== Work instructions ==
Gather the lines from the material that contain "Original".

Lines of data
════════
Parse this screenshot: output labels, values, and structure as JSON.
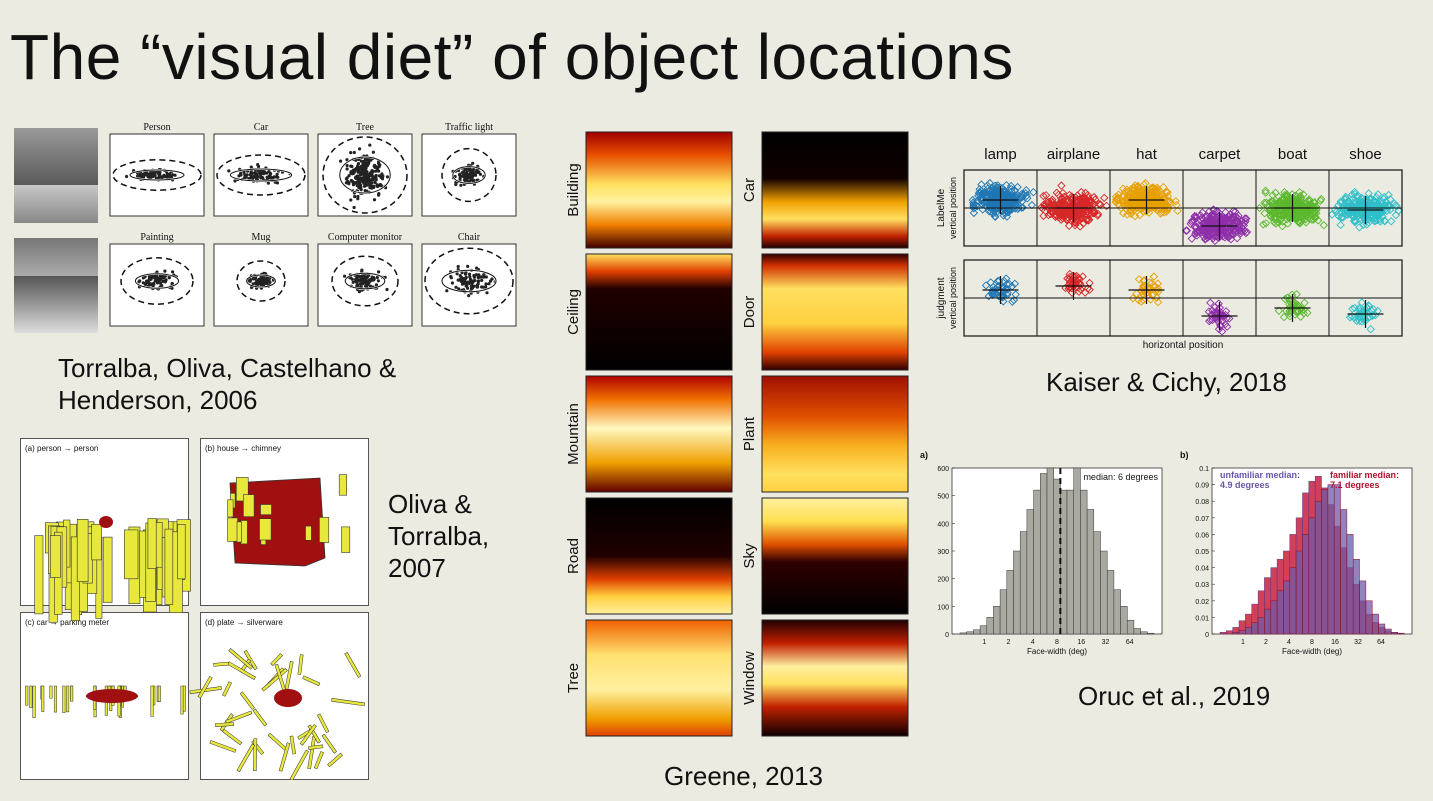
{
  "title": "The “visual diet” of object locations",
  "torralba": {
    "citation_line1": "Torralba, Oliva, Castelhano &",
    "citation_line2": "Henderson, 2006",
    "objects": [
      "Person",
      "Car",
      "Tree",
      "Traffic light",
      "Painting",
      "Mug",
      "Computer monitor",
      "Chair"
    ]
  },
  "oliva": {
    "citation_line1": "Oliva &",
    "citation_line2": "Torralba,",
    "citation_line3": "2007",
    "panels": [
      "(a) person → person",
      "(b) house → chimney",
      "(c) car → parking meter",
      "(d) plate → silverware"
    ]
  },
  "greene": {
    "citation": "Greene, 2013",
    "left_categories": [
      "Building",
      "Ceiling",
      "Mountain",
      "Road",
      "Tree"
    ],
    "right_categories": [
      "Car",
      "Door",
      "Plant",
      "Sky",
      "Window"
    ]
  },
  "kaiser": {
    "citation": "Kaiser & Cichy, 2018",
    "objects": [
      "lamp",
      "airplane",
      "hat",
      "carpet",
      "boat",
      "shoe"
    ],
    "row1_label": "LabelMe",
    "row1_sub": "vertical position",
    "row2_label": "judgment",
    "row2_sub": "vertical position",
    "xlabel": "horizontal position",
    "colors": [
      "#1f77b4",
      "#d62728",
      "#e6a000",
      "#8e2fa8",
      "#5cb82e",
      "#2fbfc9"
    ]
  },
  "oruc": {
    "citation": "Oruc et al., 2019",
    "panel_a_label": "a)",
    "panel_b_label": "b)",
    "median_label": "median:",
    "median_value": "6 degrees",
    "unfamiliar_label": "unfamiliar median:",
    "unfamiliar_value": "4.9 degrees",
    "familiar_label": "familiar median:",
    "familiar_value": "7.1 degrees",
    "xlabel": "Face-width (deg)"
  },
  "chart_data": [
    {
      "type": "bar",
      "xlabel": "Face-width (deg)",
      "ylim": [
        0,
        600
      ],
      "yticks": [
        0,
        100,
        200,
        300,
        400,
        500,
        600
      ],
      "xticks": [
        "1",
        "2",
        "4",
        "8",
        "16",
        "32",
        "64"
      ],
      "values": [
        4,
        8,
        15,
        30,
        60,
        100,
        160,
        230,
        300,
        370,
        450,
        520,
        580,
        600,
        560,
        520,
        520,
        600,
        520,
        450,
        370,
        300,
        230,
        160,
        100,
        50,
        20,
        8,
        3
      ]
    },
    {
      "type": "bar",
      "xlabel": "Face-width (deg)",
      "ylim": [
        0,
        0.1
      ],
      "yticks": [
        0,
        0.01,
        0.02,
        0.03,
        0.04,
        0.05,
        0.06,
        0.07,
        0.08,
        0.09,
        0.1
      ],
      "xticks": [
        "1",
        "2",
        "4",
        "8",
        "16",
        "32",
        "64"
      ],
      "series": [
        {
          "name": "unfamiliar median",
          "values": [
            0.001,
            0.002,
            0.004,
            0.008,
            0.012,
            0.018,
            0.026,
            0.034,
            0.04,
            0.045,
            0.05,
            0.06,
            0.07,
            0.085,
            0.092,
            0.095,
            0.088,
            0.078,
            0.065,
            0.052,
            0.04,
            0.03,
            0.02,
            0.012,
            0.007,
            0.004,
            0.002,
            0.001,
            0.0005
          ]
        },
        {
          "name": "familiar median",
          "values": [
            0,
            0,
            0.001,
            0.002,
            0.004,
            0.007,
            0.01,
            0.015,
            0.02,
            0.026,
            0.032,
            0.04,
            0.05,
            0.06,
            0.07,
            0.08,
            0.087,
            0.09,
            0.09,
            0.075,
            0.06,
            0.045,
            0.032,
            0.02,
            0.012,
            0.006,
            0.003,
            0.001,
            0.0005
          ]
        }
      ]
    }
  ]
}
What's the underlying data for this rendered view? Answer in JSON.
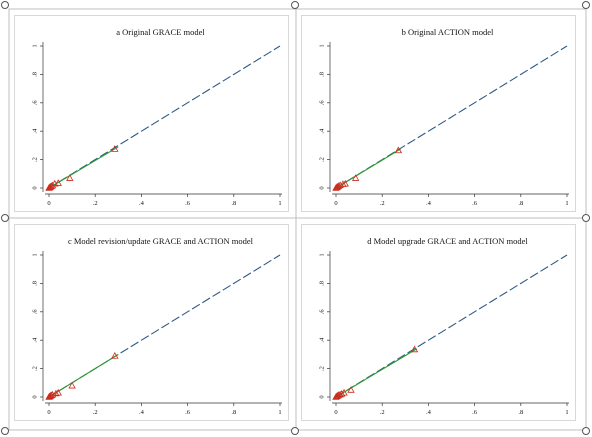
{
  "colors": {
    "reference_line": "#2f5a86",
    "fit_line": "#2e9b2e",
    "marker": "#cc2a1c",
    "frame": "#bfbfbf"
  },
  "chart_data": [
    {
      "type": "scatter",
      "title": "a  Original GRACE model",
      "xlim": [
        0,
        1
      ],
      "ylim": [
        0,
        1
      ],
      "x_ticks": [
        "0",
        ".2",
        ".4",
        ".6",
        ".8",
        "1"
      ],
      "y_ticks": [
        "0",
        ".2",
        ".4",
        ".6",
        ".8",
        "1"
      ],
      "points": [
        [
          0.0,
          0.0
        ],
        [
          0.003,
          0.005
        ],
        [
          0.006,
          0.008
        ],
        [
          0.01,
          0.013
        ],
        [
          0.015,
          0.018
        ],
        [
          0.025,
          0.03
        ],
        [
          0.04,
          0.035
        ],
        [
          0.09,
          0.07
        ],
        [
          0.285,
          0.275
        ]
      ],
      "fit_line": [
        [
          0.0,
          0.0
        ],
        [
          0.3,
          0.29
        ]
      ],
      "reference_line": [
        [
          0,
          0
        ],
        [
          1,
          1
        ]
      ]
    },
    {
      "type": "scatter",
      "title": "b  Original ACTION model",
      "xlim": [
        0,
        1
      ],
      "ylim": [
        0,
        1
      ],
      "x_ticks": [
        "0",
        ".2",
        ".4",
        ".6",
        ".8",
        "1"
      ],
      "y_ticks": [
        "0",
        ".2",
        ".4",
        ".6",
        ".8",
        "1"
      ],
      "points": [
        [
          0.0,
          0.0
        ],
        [
          0.004,
          0.006
        ],
        [
          0.008,
          0.01
        ],
        [
          0.012,
          0.014
        ],
        [
          0.018,
          0.02
        ],
        [
          0.03,
          0.028
        ],
        [
          0.04,
          0.03
        ],
        [
          0.085,
          0.07
        ],
        [
          0.27,
          0.265
        ]
      ],
      "fit_line": [
        [
          0.0,
          0.0
        ],
        [
          0.28,
          0.275
        ]
      ],
      "reference_line": [
        [
          0,
          0
        ],
        [
          1,
          1
        ]
      ]
    },
    {
      "type": "scatter",
      "title": "c  Model revision/update GRACE and ACTION model",
      "xlim": [
        0,
        1
      ],
      "ylim": [
        0,
        1
      ],
      "x_ticks": [
        "0",
        ".2",
        ".4",
        ".6",
        ".8",
        "1"
      ],
      "y_ticks": [
        "0",
        ".2",
        ".4",
        ".6",
        ".8",
        "1"
      ],
      "points": [
        [
          0.0,
          0.0
        ],
        [
          0.003,
          0.004
        ],
        [
          0.006,
          0.008
        ],
        [
          0.01,
          0.012
        ],
        [
          0.015,
          0.016
        ],
        [
          0.03,
          0.025
        ],
        [
          0.04,
          0.03
        ],
        [
          0.1,
          0.08
        ],
        [
          0.285,
          0.29
        ]
      ],
      "fit_line": [
        [
          0.0,
          0.0
        ],
        [
          0.3,
          0.3
        ]
      ],
      "reference_line": [
        [
          0,
          0
        ],
        [
          1,
          1
        ]
      ]
    },
    {
      "type": "scatter",
      "title": "d  Model upgrade GRACE and ACTION model",
      "xlim": [
        0,
        1
      ],
      "ylim": [
        0,
        1
      ],
      "x_ticks": [
        "0",
        ".2",
        ".4",
        ".6",
        ".8",
        "1"
      ],
      "y_ticks": [
        "0",
        ".2",
        ".4",
        ".6",
        ".8",
        "1"
      ],
      "points": [
        [
          0.0,
          0.0
        ],
        [
          0.004,
          0.006
        ],
        [
          0.008,
          0.01
        ],
        [
          0.012,
          0.014
        ],
        [
          0.018,
          0.018
        ],
        [
          0.025,
          0.022
        ],
        [
          0.035,
          0.03
        ],
        [
          0.065,
          0.05
        ],
        [
          0.34,
          0.335
        ]
      ],
      "fit_line": [
        [
          0.0,
          0.0
        ],
        [
          0.35,
          0.34
        ]
      ],
      "reference_line": [
        [
          0,
          0
        ],
        [
          1,
          1
        ]
      ]
    }
  ]
}
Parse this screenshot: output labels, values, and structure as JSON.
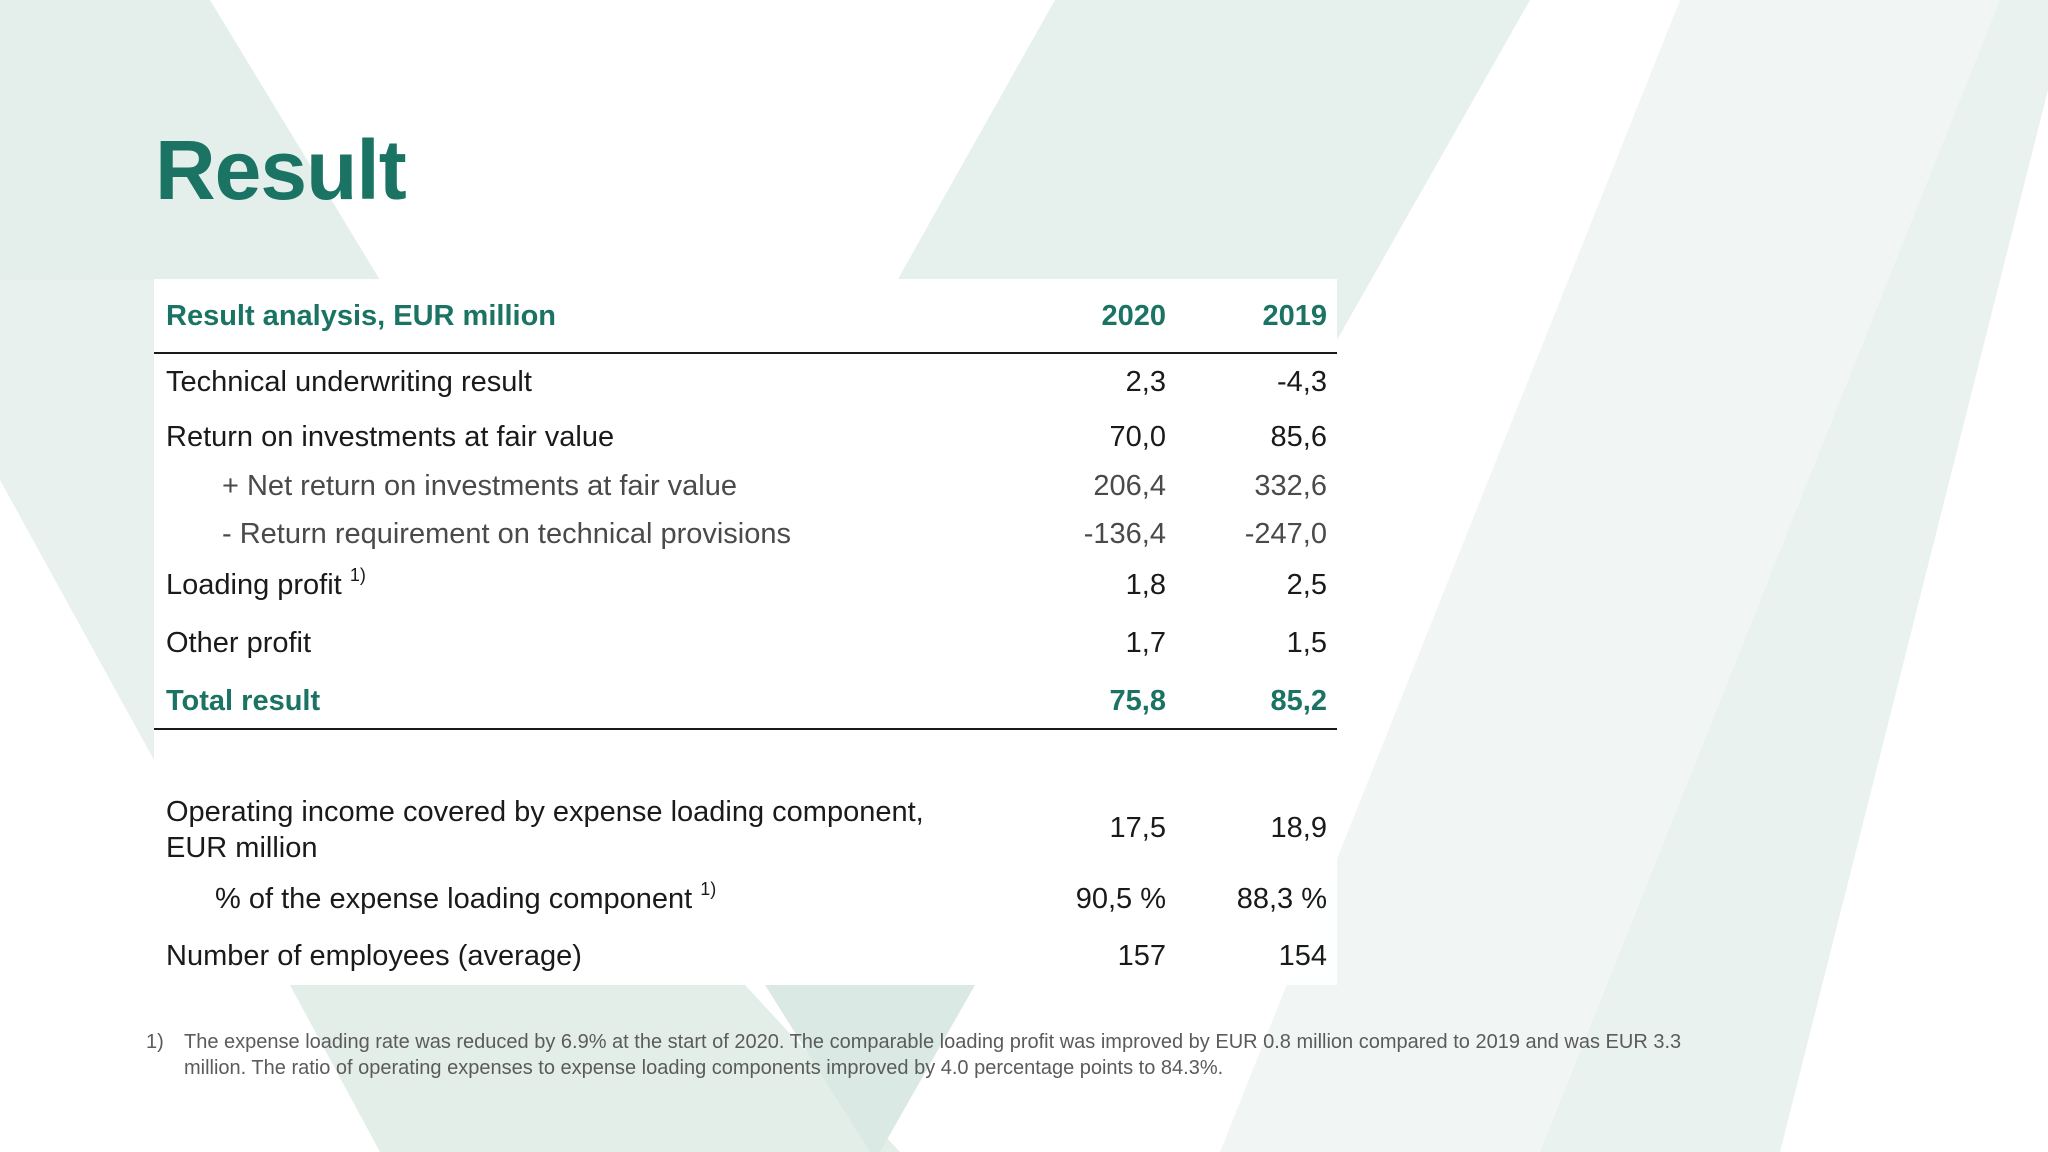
{
  "slide": {
    "title": "Result",
    "colors": {
      "accent": "#1b7363",
      "text": "#1a1a1a",
      "subtle": "#4a4a4a",
      "background_shape": "#e6f0ec"
    }
  },
  "table": {
    "header": {
      "label": "Result analysis, EUR million",
      "col1": "2020",
      "col2": "2019"
    },
    "rows": [
      {
        "label": "Technical underwriting result",
        "v2020": "2,3",
        "v2019": "-4,3"
      },
      {
        "label": "Return on investments at fair value",
        "v2020": "70,0",
        "v2019": "85,6"
      },
      {
        "label": "+ Net return on investments at fair value",
        "v2020": "206,4",
        "v2019": "332,6"
      },
      {
        "label": "- Return requirement on technical provisions",
        "v2020": "-136,4",
        "v2019": "-247,0"
      },
      {
        "label": "Loading profit",
        "note": "1)",
        "v2020": "1,8",
        "v2019": "2,5"
      },
      {
        "label": "Other profit",
        "v2020": "1,7",
        "v2019": "1,5"
      }
    ],
    "total": {
      "label": "Total result",
      "v2020": "75,8",
      "v2019": "85,2"
    }
  },
  "operating": {
    "rows": [
      {
        "label_line1": "Operating income covered by expense loading component,",
        "label_line2": "EUR million",
        "v2020": "17,5",
        "v2019": "18,9"
      },
      {
        "label": "% of the expense loading component",
        "note": "1)",
        "v2020": "90,5 %",
        "v2019": "88,3 %"
      },
      {
        "label": "Number of employees (average)",
        "v2020": "157",
        "v2019": "154"
      }
    ]
  },
  "footnote": {
    "number": "1)",
    "text": "The expense loading rate was reduced by 6.9% at the start of 2020. The comparable loading profit was improved by EUR 0.8 million compared to 2019 and was EUR 3.3 million. The ratio of operating expenses to expense loading components improved by 4.0 percentage points to 84.3%."
  }
}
════════
== Solution ==
      "title": "a  Original GRACE model",
      "title": "b  Original ACTION model",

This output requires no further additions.